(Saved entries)
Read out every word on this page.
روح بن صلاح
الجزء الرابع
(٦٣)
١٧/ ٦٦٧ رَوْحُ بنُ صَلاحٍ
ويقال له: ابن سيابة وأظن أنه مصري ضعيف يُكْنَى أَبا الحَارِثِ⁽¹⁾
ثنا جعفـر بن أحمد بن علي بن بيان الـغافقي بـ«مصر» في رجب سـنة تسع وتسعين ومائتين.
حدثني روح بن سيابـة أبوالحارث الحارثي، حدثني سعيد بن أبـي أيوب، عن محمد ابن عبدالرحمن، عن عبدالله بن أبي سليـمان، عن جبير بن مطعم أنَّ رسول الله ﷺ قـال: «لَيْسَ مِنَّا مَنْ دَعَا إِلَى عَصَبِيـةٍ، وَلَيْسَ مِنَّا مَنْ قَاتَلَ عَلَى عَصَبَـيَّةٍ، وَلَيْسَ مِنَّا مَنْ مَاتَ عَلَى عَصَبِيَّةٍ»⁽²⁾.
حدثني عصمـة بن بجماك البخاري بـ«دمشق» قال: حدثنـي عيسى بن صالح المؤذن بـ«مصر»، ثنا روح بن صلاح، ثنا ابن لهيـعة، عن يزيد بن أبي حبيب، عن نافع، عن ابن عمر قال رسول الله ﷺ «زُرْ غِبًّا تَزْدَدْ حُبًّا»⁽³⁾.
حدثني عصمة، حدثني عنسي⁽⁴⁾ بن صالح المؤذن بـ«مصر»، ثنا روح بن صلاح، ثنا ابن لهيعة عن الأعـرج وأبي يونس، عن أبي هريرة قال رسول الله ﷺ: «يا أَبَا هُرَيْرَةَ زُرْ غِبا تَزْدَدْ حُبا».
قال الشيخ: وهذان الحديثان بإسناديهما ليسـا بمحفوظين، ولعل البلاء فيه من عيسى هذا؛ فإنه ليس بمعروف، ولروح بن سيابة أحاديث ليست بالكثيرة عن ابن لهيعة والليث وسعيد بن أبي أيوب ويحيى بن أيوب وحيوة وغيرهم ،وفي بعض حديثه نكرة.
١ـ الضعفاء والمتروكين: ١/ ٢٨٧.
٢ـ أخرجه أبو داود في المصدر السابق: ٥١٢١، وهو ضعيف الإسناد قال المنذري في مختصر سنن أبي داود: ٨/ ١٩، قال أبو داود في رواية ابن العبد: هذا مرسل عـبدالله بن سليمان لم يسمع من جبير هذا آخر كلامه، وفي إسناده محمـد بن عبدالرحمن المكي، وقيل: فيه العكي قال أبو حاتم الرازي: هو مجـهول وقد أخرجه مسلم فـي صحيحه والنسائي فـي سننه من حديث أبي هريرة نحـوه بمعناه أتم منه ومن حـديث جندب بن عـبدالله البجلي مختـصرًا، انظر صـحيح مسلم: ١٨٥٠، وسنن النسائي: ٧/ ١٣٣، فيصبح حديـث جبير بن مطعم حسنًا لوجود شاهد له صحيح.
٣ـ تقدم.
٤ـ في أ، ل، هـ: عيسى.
...
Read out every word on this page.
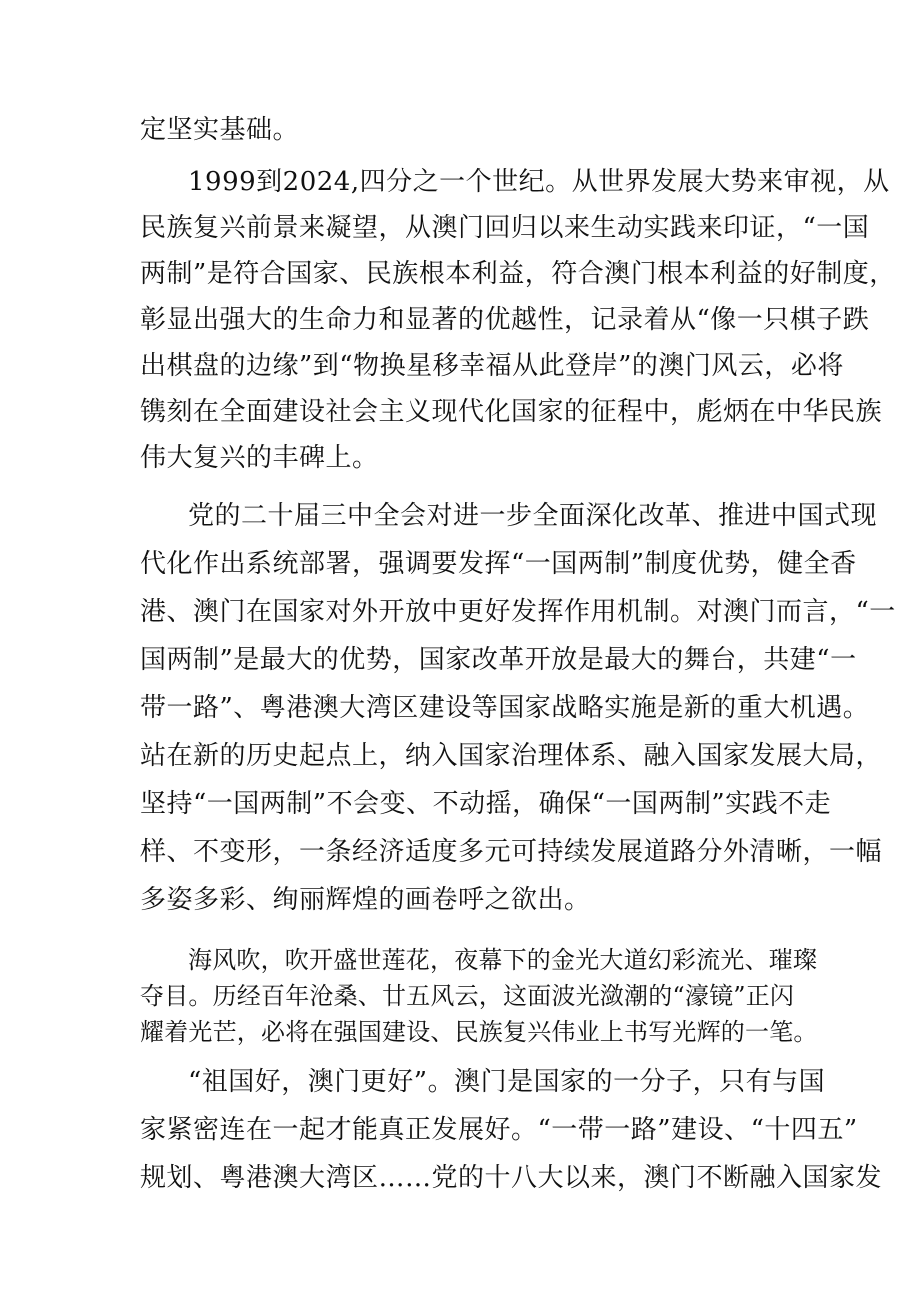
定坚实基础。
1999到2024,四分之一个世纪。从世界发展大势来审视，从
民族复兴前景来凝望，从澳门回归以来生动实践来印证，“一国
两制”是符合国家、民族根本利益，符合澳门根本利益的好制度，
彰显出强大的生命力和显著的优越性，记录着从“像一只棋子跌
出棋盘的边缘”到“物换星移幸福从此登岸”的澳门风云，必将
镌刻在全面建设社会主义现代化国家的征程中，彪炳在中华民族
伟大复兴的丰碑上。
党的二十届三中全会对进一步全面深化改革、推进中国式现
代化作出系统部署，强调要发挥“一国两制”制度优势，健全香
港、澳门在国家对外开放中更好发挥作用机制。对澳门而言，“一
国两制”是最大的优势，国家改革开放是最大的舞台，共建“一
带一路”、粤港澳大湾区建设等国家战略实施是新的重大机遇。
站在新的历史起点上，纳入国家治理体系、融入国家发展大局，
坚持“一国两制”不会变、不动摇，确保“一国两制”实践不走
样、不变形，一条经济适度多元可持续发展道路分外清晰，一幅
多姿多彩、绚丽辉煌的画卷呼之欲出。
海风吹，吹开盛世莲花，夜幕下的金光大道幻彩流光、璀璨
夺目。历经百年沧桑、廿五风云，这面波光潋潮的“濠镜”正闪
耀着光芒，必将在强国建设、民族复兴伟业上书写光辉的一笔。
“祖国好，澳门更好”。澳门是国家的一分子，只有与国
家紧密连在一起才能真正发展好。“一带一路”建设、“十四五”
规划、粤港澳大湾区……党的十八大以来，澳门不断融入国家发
* * *
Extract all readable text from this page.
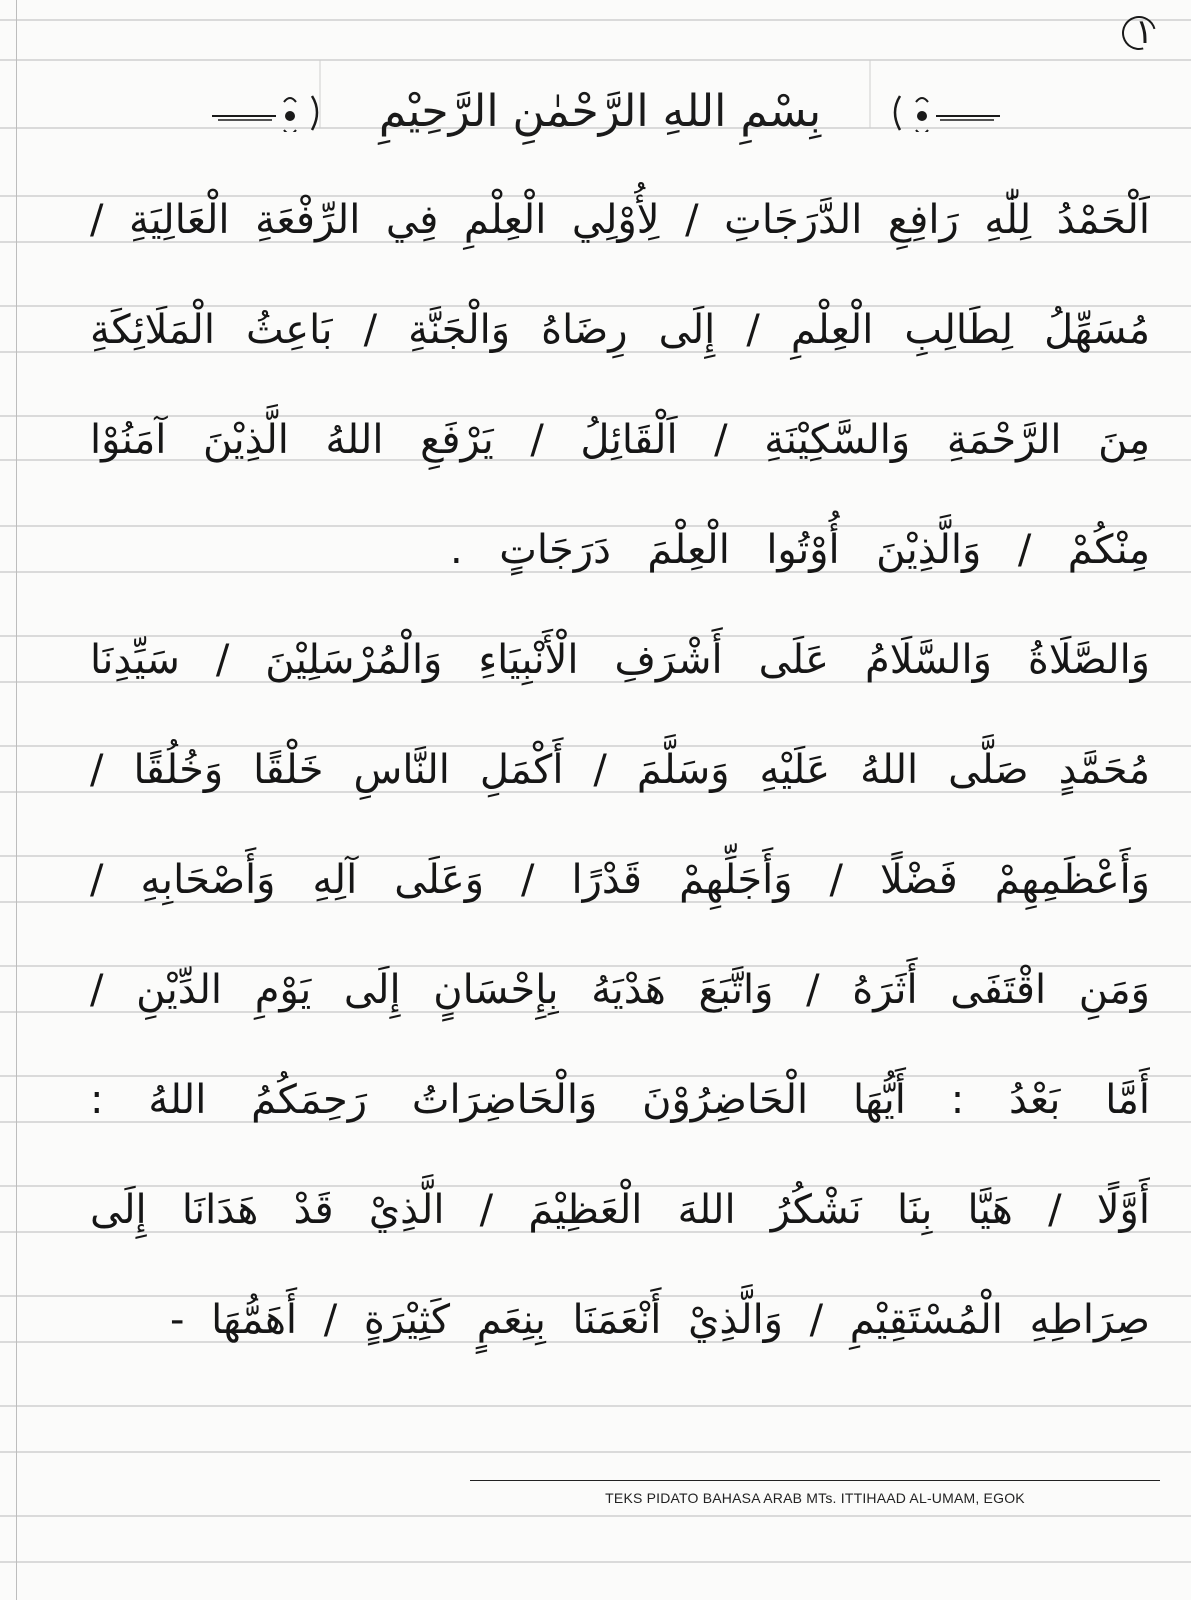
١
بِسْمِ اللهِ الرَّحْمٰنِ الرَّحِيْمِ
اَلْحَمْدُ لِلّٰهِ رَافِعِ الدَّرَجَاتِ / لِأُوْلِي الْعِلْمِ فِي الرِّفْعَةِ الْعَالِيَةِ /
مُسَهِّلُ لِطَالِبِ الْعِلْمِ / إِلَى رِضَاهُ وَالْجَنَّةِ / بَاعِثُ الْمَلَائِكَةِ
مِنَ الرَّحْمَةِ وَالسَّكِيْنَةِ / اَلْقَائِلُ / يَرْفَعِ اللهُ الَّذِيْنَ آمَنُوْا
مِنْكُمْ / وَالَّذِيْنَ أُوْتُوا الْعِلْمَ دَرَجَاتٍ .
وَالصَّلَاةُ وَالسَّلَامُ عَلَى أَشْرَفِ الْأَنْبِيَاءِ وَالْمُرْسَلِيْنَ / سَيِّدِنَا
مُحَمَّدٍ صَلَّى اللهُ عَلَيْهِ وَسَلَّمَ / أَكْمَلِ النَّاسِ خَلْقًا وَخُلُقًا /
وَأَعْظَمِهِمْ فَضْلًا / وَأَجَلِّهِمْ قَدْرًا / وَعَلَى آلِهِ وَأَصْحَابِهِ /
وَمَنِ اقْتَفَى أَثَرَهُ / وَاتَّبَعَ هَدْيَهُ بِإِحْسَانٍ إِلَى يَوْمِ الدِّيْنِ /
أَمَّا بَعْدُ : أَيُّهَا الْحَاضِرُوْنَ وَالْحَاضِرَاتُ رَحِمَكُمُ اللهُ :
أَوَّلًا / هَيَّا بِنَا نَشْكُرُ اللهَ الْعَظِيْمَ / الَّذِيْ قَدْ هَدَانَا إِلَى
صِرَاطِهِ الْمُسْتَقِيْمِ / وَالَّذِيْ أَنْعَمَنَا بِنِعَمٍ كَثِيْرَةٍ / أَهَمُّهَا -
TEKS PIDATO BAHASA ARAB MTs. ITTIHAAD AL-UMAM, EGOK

### What to work on:
From the data above, copy out every line with the string "جبير" in it.

### Worked answer:
حدثني روح بن سيابـة أبوالحارث الحارثي، حدثني سعيد بن أبـي أيوب، عن محمد ابن عبدالرحمن، عن عبدالله بن أبي سليـمان، عن جبير بن مطعم أنَّ رسول الله ﷺ قـال: «لَيْسَ مِنَّا مَنْ دَعَا إِلَى عَصَبِيـةٍ، وَلَيْسَ مِنَّا مَنْ قَاتَلَ عَلَى عَصَبَـيَّةٍ، وَلَيْسَ مِنَّا مَنْ مَاتَ عَلَى عَصَبِيَّةٍ»⁽²⁾.
٢ـ أخرجه أبو داود في المصدر السابق: ٥١٢١، وهو ضعيف الإسناد قال المنذري في مختصر سنن أبي داود: ٨/ ١٩، قال أبو داود في رواية ابن العبد: هذا مرسل عـبدالله بن سليمان لم يسمع من جبير هذا آخر كلامه، وفي إسناده محمـد بن عبدالرحمن المكي، وقيل: فيه العكي قال أبو حاتم الرازي: هو مجـهول وقد أخرجه مسلم فـي صحيحه والنسائي فـي سننه من حديث أبي هريرة نحـوه بمعناه أتم منه ومن حـديث جندب بن عـبدالله البجلي مختـصرًا، انظر صـحيح مسلم: ١٨٥٠، وسنن النسائي: ٧/ ١٣٣، فيصبح حديـث جبير بن مطعم حسنًا لوجود شاهد له صحيح.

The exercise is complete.